═══ Data ═══

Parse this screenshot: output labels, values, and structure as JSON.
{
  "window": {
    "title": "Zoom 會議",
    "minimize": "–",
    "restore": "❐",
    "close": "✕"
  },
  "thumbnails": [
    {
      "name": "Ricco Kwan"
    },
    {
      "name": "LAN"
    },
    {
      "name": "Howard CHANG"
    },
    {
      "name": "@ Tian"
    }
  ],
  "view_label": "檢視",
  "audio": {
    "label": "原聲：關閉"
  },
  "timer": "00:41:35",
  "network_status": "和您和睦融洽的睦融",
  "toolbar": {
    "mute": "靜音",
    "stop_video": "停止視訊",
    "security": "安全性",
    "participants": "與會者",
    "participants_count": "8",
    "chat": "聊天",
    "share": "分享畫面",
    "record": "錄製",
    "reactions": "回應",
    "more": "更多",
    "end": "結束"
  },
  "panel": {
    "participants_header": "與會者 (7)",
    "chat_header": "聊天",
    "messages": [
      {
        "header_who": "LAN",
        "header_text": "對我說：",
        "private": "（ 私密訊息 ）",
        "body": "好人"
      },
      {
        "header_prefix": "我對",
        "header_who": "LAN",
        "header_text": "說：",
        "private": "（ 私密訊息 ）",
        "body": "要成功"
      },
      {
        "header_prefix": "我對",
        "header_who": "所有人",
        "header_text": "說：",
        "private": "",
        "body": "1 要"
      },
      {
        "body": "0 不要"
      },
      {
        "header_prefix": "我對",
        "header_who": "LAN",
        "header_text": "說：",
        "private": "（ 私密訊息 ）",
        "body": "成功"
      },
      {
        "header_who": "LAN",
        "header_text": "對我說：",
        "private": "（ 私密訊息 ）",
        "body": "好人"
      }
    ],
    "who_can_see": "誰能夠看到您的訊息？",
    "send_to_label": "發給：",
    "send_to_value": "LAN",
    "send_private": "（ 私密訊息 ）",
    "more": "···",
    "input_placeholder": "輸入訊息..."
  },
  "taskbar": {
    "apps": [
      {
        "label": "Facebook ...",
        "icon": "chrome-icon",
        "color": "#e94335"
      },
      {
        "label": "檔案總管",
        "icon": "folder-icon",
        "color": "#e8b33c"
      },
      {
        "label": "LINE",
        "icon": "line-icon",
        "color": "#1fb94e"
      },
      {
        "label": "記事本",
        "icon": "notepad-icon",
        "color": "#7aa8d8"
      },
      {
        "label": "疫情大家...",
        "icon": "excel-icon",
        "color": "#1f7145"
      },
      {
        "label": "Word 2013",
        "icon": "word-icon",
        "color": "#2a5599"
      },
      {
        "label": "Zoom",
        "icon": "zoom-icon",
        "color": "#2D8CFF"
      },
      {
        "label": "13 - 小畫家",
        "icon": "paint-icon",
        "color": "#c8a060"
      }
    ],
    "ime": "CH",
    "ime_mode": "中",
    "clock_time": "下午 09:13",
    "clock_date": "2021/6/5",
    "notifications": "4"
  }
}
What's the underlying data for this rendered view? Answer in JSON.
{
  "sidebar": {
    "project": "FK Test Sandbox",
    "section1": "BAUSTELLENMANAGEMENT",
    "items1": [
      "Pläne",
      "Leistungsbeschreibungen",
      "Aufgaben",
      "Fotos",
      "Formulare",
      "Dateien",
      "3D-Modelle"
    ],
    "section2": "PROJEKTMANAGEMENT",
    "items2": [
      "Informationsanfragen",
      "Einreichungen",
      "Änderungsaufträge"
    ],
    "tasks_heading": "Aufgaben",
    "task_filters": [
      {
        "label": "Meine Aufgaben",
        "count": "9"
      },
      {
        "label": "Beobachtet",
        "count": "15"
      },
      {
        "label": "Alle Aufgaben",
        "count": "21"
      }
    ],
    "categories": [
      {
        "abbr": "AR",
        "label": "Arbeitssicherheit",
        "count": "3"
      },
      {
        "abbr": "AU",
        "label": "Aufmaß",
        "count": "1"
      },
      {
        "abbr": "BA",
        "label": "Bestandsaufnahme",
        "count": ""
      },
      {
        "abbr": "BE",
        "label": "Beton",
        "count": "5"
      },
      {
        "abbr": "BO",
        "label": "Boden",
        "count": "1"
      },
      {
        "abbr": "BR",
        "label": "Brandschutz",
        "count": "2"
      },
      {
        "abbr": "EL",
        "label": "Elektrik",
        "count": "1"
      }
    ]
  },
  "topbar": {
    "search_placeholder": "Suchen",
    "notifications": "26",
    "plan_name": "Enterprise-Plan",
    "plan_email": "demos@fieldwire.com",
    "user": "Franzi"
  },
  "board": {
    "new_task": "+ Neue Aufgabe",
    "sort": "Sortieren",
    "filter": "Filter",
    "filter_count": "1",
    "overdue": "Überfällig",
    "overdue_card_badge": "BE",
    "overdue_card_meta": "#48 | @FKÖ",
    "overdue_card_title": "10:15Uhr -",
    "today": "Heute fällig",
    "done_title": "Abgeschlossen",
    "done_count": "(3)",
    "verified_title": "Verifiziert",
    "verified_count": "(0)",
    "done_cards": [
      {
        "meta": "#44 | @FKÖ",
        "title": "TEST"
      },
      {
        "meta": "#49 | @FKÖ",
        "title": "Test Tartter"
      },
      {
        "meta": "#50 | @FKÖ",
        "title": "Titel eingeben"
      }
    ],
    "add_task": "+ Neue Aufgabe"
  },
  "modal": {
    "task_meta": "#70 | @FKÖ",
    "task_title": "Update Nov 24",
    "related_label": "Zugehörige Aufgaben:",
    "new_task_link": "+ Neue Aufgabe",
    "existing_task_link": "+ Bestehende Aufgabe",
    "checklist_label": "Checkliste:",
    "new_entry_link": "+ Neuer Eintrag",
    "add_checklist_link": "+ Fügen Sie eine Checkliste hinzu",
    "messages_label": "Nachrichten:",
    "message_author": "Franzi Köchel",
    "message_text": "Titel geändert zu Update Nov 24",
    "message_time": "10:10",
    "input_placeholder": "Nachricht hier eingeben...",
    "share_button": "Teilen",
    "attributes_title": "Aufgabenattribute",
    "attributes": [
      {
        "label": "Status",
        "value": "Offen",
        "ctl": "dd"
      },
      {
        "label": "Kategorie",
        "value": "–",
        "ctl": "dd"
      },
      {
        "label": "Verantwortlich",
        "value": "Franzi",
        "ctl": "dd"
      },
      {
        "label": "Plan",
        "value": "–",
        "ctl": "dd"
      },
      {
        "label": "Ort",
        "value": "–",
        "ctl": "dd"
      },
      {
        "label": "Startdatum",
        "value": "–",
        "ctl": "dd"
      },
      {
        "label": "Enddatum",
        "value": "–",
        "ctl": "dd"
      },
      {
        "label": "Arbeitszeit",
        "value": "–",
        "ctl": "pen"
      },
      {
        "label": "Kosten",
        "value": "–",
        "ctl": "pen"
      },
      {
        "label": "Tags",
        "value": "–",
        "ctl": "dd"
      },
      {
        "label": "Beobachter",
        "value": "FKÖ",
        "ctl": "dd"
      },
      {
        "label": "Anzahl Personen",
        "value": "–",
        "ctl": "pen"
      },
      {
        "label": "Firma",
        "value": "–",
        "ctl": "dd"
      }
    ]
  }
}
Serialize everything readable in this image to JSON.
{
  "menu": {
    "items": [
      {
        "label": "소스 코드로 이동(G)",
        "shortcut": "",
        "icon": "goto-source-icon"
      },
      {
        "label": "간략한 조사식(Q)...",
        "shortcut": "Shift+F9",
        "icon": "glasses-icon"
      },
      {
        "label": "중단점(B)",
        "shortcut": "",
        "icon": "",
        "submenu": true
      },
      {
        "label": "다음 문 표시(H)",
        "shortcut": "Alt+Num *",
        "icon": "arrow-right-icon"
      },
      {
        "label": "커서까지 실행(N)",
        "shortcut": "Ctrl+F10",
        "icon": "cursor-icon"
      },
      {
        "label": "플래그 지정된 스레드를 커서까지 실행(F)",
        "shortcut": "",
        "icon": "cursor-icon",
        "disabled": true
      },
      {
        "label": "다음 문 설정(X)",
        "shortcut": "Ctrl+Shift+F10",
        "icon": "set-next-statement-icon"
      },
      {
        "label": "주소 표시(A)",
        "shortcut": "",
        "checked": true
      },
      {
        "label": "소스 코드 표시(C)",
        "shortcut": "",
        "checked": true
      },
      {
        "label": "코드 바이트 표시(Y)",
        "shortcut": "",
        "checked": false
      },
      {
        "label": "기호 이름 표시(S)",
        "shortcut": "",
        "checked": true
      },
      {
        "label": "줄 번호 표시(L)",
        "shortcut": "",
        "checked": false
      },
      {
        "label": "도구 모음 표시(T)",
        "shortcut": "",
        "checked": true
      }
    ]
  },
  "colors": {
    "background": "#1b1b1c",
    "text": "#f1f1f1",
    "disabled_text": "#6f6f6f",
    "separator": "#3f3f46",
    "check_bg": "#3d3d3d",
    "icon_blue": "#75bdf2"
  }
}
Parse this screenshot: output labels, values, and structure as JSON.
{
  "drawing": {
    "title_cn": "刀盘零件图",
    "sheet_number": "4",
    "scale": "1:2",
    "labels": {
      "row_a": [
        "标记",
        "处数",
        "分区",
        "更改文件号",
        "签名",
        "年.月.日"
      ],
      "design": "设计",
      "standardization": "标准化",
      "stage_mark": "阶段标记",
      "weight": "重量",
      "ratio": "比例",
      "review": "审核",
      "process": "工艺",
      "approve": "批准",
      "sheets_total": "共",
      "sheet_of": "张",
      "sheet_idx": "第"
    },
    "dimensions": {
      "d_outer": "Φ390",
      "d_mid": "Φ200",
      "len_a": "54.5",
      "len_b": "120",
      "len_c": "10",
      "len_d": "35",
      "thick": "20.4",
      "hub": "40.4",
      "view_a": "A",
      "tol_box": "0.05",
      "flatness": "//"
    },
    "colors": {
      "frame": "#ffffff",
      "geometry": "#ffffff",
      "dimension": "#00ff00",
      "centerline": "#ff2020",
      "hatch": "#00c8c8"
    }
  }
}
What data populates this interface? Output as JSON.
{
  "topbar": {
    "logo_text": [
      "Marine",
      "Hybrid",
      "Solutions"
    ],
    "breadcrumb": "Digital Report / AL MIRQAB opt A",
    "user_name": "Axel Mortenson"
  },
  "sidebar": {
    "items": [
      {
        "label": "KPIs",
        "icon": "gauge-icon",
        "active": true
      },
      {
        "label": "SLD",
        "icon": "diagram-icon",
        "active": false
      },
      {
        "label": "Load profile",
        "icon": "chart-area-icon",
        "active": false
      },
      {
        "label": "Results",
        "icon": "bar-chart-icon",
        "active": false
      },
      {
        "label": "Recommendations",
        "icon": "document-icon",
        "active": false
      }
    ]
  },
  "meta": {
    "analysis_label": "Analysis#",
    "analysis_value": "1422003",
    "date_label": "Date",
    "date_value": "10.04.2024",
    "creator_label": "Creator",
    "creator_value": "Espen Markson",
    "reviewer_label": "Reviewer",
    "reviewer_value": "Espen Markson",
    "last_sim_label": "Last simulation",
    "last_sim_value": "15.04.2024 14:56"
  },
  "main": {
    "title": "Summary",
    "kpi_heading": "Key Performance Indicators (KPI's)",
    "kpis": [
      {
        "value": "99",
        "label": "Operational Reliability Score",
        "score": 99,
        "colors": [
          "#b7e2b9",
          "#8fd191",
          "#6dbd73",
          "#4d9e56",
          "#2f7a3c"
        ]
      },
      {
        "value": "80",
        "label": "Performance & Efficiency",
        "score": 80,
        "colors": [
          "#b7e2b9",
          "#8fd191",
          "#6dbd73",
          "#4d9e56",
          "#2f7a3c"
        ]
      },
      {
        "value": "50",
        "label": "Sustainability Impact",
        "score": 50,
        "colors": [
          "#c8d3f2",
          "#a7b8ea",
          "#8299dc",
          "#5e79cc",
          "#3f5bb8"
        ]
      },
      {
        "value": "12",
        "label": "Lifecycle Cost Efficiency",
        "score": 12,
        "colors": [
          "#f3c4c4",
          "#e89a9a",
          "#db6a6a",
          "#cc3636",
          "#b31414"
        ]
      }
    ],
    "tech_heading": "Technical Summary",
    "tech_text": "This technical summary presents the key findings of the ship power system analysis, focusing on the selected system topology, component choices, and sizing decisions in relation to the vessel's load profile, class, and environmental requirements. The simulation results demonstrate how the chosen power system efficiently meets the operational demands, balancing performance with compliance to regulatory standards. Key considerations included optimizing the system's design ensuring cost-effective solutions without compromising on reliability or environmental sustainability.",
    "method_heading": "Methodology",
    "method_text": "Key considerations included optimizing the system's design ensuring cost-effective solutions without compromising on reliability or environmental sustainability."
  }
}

═══

*What is expected:*
Say the number of lines in the records above that include the string "eingeben", and no more.

*Complete output:*
2